───── Given information

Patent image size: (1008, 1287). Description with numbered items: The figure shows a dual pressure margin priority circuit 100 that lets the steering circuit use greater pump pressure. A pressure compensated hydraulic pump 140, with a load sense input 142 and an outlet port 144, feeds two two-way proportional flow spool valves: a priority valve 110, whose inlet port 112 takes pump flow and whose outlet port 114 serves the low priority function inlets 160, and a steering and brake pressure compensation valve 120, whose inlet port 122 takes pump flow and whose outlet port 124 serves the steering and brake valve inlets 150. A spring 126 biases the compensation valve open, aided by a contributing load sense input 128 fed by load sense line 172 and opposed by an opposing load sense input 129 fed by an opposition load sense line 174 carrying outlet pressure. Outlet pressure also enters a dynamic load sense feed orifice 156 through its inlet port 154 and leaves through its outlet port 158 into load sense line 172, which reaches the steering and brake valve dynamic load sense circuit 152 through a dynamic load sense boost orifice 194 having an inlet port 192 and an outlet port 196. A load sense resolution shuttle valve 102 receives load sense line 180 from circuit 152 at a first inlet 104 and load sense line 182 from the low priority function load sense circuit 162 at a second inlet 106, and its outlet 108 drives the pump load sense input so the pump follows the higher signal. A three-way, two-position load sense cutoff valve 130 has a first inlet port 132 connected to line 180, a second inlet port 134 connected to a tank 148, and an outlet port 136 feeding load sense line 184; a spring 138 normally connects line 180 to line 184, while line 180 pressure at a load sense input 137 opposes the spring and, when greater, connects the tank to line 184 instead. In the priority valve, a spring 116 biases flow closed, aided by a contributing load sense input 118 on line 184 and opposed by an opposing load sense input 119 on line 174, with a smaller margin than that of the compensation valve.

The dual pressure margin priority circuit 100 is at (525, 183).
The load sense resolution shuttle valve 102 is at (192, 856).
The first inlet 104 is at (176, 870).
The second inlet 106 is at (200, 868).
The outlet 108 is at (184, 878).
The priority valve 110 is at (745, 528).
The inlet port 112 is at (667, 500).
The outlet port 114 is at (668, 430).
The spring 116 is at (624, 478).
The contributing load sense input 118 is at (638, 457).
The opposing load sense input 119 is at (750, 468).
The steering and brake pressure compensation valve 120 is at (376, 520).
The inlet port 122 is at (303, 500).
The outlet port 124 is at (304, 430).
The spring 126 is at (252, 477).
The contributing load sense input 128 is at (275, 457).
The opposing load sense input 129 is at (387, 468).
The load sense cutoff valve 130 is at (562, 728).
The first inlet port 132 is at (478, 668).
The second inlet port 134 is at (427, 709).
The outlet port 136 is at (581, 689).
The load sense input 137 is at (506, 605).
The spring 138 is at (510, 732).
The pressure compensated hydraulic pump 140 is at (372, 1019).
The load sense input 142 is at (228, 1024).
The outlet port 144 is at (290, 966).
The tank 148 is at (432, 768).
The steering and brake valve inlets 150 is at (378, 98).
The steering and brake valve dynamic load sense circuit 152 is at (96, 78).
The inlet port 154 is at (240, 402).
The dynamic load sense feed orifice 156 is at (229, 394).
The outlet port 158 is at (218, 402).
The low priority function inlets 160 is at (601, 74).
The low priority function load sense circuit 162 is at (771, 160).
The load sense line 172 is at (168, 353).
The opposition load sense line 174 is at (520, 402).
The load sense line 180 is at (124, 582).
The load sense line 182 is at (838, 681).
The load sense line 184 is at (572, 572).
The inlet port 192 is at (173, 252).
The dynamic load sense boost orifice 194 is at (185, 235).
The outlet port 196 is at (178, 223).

──────────

(Directions for this task): Swap "steering circuit" for "steering system" in the lines above and give them again, with every other part unchanged.

(Correct result):
Patent image size: (1008, 1287). Description with numbered items: The figure shows a dual pressure margin priority circuit 100 that lets the steering system use greater pump pressure. A pressure compensated hydraulic pump 140, with a load sense input 142 and an outlet port 144, feeds two two-way proportional flow spool valves: a priority valve 110, whose inlet port 112 takes pump flow and whose outlet port 114 serves the low priority function inlets 160, and a steering and brake pressure compensation valve 120, whose inlet port 122 takes pump flow and whose outlet port 124 serves the steering and brake valve inlets 150. A spring 126 biases the compensation valve open, aided by a contributing load sense input 128 fed by load sense line 172 and opposed by an opposing load sense input 129 fed by an opposition load sense line 174 carrying outlet pressure. Outlet pressure also enters a dynamic load sense feed orifice 156 through its inlet port 154 and leaves through its outlet port 158 into load sense line 172, which reaches the steering and brake valve dynamic load sense circuit 152 through a dynamic load sense boost orifice 194 having an inlet port 192 and an outlet port 196. A load sense resolution shuttle valve 102 receives load sense line 180 from circuit 152 at a first inlet 104 and load sense line 182 from the low priority function load sense circuit 162 at a second inlet 106, and its outlet 108 drives the pump load sense input so the pump follows the higher signal. A three-way, two-position load sense cutoff valve 130 has a first inlet port 132 connected to line 180, a second inlet port 134 connected to a tank 148, and an outlet port 136 feeding load sense line 184; a spring 138 normally connects line 180 to line 184, while line 180 pressure at a load sense input 137 opposes the spring and, when greater, connects the tank to line 184 instead. In the priority valve, a spring 116 biases flow closed, aided by a contributing load sense input 118 on line 184 and opposed by an opposing load sense input 119 on line 174, with a smaller margin than that of the compensation valve.

The dual pressure margin priority circuit 100 is at (525, 183).
The load sense resolution shuttle valve 102 is at (192, 856).
The first inlet 104 is at (176, 870).
The second inlet 106 is at (200, 868).
The outlet 108 is at (184, 878).
The priority valve 110 is at (745, 528).
The inlet port 112 is at (667, 500).
The outlet port 114 is at (668, 430).
The spring 116 is at (624, 478).
The contributing load sense input 118 is at (638, 457).
The opposing load sense input 119 is at (750, 468).
The steering and brake pressure compensation valve 120 is at (376, 520).
The inlet port 122 is at (303, 500).
The outlet port 124 is at (304, 430).
The spring 126 is at (252, 477).
The contributing load sense input 128 is at (275, 457).
The opposing load sense input 129 is at (387, 468).
The load sense cutoff valve 130 is at (562, 728).
The first inlet port 132 is at (478, 668).
The second inlet port 134 is at (427, 709).
The outlet port 136 is at (581, 689).
The load sense input 137 is at (506, 605).
The spring 138 is at (510, 732).
The pressure compensated hydraulic pump 140 is at (372, 1019).
The load sense input 142 is at (228, 1024).
The outlet port 144 is at (290, 966).
The tank 148 is at (432, 768).
The steering and brake valve inlets 150 is at (378, 98).
The steering and brake valve dynamic load sense circuit 152 is at (96, 78).
The inlet port 154 is at (240, 402).
The dynamic load sense feed orifice 156 is at (229, 394).
The outlet port 158 is at (218, 402).
The low priority function inlets 160 is at (601, 74).
The low priority function load sense circuit 162 is at (771, 160).
The load sense line 172 is at (168, 353).
The opposition load sense line 174 is at (520, 402).
The load sense line 180 is at (124, 582).
The load sense line 182 is at (838, 681).
The load sense line 184 is at (572, 572).
The inlet port 192 is at (173, 252).
The dynamic load sense boost orifice 194 is at (185, 235).
The outlet port 196 is at (178, 223).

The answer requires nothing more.